What the task asks ::
Give back the records below exactly, every one, with no pictures.

···

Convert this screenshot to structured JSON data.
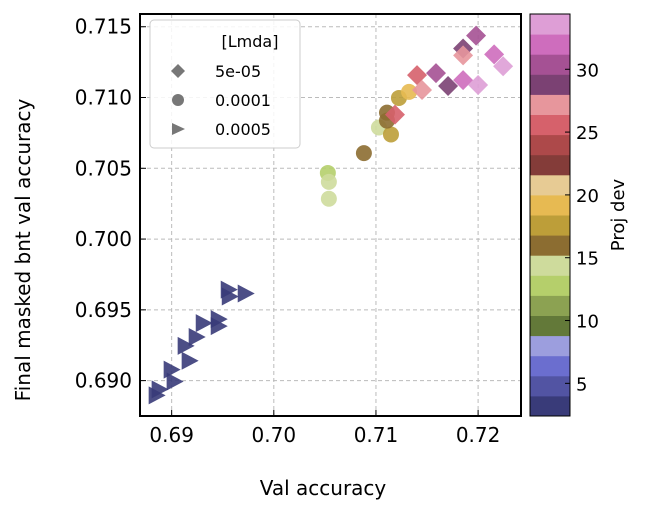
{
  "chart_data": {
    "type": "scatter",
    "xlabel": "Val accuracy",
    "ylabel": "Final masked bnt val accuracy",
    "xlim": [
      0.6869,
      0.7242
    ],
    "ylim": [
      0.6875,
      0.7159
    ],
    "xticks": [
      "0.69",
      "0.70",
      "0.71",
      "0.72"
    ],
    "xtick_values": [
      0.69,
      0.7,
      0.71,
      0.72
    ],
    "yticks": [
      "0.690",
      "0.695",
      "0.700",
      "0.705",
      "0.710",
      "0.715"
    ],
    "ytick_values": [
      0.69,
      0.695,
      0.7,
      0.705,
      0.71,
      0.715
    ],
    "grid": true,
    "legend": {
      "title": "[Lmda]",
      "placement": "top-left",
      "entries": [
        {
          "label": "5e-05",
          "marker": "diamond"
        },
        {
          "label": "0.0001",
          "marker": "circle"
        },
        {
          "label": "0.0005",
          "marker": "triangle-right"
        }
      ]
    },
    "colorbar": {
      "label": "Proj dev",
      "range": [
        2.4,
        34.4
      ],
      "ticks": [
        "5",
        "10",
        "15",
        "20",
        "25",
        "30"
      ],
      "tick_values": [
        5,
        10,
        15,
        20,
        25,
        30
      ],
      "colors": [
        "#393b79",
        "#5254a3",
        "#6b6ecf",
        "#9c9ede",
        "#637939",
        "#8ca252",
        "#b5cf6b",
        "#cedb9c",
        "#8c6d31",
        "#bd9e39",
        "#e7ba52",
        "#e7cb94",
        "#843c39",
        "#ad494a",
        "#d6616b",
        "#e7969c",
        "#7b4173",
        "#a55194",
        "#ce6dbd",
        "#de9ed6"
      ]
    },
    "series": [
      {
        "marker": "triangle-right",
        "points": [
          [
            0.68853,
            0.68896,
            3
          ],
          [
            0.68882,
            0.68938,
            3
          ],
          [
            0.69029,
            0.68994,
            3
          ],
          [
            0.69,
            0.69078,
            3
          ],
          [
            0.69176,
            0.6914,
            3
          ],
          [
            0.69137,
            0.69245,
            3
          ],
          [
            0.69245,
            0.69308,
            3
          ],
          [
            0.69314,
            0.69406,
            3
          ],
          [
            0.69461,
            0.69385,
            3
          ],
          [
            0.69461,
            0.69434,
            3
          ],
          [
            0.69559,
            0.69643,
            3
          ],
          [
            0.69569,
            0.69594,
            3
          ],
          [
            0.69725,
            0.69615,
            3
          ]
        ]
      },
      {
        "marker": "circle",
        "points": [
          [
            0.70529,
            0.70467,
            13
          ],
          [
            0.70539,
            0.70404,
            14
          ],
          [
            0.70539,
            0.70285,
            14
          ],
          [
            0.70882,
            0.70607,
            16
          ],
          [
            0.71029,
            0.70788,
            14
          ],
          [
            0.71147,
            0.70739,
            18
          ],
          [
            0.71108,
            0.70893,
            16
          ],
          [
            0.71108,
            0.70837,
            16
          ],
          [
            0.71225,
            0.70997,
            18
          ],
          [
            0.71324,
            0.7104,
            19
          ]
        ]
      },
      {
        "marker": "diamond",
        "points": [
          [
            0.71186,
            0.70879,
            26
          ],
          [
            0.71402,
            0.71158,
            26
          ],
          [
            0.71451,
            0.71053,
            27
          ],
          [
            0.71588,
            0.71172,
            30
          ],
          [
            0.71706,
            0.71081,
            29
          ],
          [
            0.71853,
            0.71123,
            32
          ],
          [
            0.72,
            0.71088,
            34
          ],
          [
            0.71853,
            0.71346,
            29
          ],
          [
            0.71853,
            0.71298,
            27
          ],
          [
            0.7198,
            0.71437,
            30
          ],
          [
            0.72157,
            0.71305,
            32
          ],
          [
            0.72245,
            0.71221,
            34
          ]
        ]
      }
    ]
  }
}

···

Answer to the exercise ::
Convert this screenshot to structured JSON data.
{
  "chart_data": {
    "type": "scatter",
    "xlabel": "Val accuracy",
    "ylabel": "Final masked bnt val accuracy",
    "xlim": [
      0.6869,
      0.7242
    ],
    "ylim": [
      0.6875,
      0.7159
    ],
    "xticks": [
      "0.69",
      "0.70",
      "0.71",
      "0.72"
    ],
    "xtick_values": [
      0.69,
      0.7,
      0.71,
      0.72
    ],
    "yticks": [
      "0.690",
      "0.695",
      "0.700",
      "0.705",
      "0.710",
      "0.715"
    ],
    "ytick_values": [
      0.69,
      0.695,
      0.7,
      0.705,
      0.71,
      0.715
    ],
    "grid": true,
    "legend": {
      "title": "[Lmda]",
      "placement": "top-left",
      "entries": [
        {
          "label": "5e-05",
          "marker": "diamond"
        },
        {
          "label": "0.0001",
          "marker": "circle"
        },
        {
          "label": "0.0005",
          "marker": "triangle-right"
        }
      ]
    },
    "colorbar": {
      "label": "Proj dev",
      "range": [
        2.4,
        34.4
      ],
      "ticks": [
        "5",
        "10",
        "15",
        "20",
        "25",
        "30"
      ],
      "tick_values": [
        5,
        10,
        15,
        20,
        25,
        30
      ],
      "colors": [
        "#393b79",
        "#5254a3",
        "#6b6ecf",
        "#9c9ede",
        "#637939",
        "#8ca252",
        "#b5cf6b",
        "#cedb9c",
        "#8c6d31",
        "#bd9e39",
        "#e7ba52",
        "#e7cb94",
        "#843c39",
        "#ad494a",
        "#d6616b",
        "#e7969c",
        "#7b4173",
        "#a55194",
        "#ce6dbd",
        "#de9ed6"
      ]
    },
    "series": [
      {
        "marker": "triangle-right",
        "points": [
          [
            0.68853,
            0.68896,
            3
          ],
          [
            0.68882,
            0.68938,
            3
          ],
          [
            0.69029,
            0.68994,
            3
          ],
          [
            0.69,
            0.69078,
            3
          ],
          [
            0.69176,
            0.6914,
            3
          ],
          [
            0.69137,
            0.69245,
            3
          ],
          [
            0.69245,
            0.69308,
            3
          ],
          [
            0.69314,
            0.69406,
            3
          ],
          [
            0.69461,
            0.69385,
            3
          ],
          [
            0.69461,
            0.69434,
            3
          ],
          [
            0.69559,
            0.69643,
            3
          ],
          [
            0.69569,
            0.69594,
            3
          ],
          [
            0.69725,
            0.69615,
            3
          ]
        ]
      },
      {
        "marker": "circle",
        "points": [
          [
            0.70529,
            0.70467,
            13
          ],
          [
            0.70539,
            0.70404,
            14
          ],
          [
            0.70539,
            0.70285,
            14
          ],
          [
            0.70882,
            0.70607,
            16
          ],
          [
            0.71029,
            0.70788,
            14
          ],
          [
            0.71147,
            0.70739,
            18
          ],
          [
            0.71108,
            0.70893,
            16
          ],
          [
            0.71108,
            0.70837,
            16
          ],
          [
            0.71225,
            0.70997,
            18
          ],
          [
            0.71324,
            0.7104,
            19
          ]
        ]
      },
      {
        "marker": "diamond",
        "points": [
          [
            0.71186,
            0.70879,
            26
          ],
          [
            0.71402,
            0.71158,
            26
          ],
          [
            0.71451,
            0.71053,
            27
          ],
          [
            0.71588,
            0.71172,
            30
          ],
          [
            0.71706,
            0.71081,
            29
          ],
          [
            0.71853,
            0.71123,
            32
          ],
          [
            0.72,
            0.71088,
            34
          ],
          [
            0.71853,
            0.71346,
            29
          ],
          [
            0.71853,
            0.71298,
            27
          ],
          [
            0.7198,
            0.71437,
            30
          ],
          [
            0.72157,
            0.71305,
            32
          ],
          [
            0.72245,
            0.71221,
            34
          ]
        ]
      }
    ]
  }
}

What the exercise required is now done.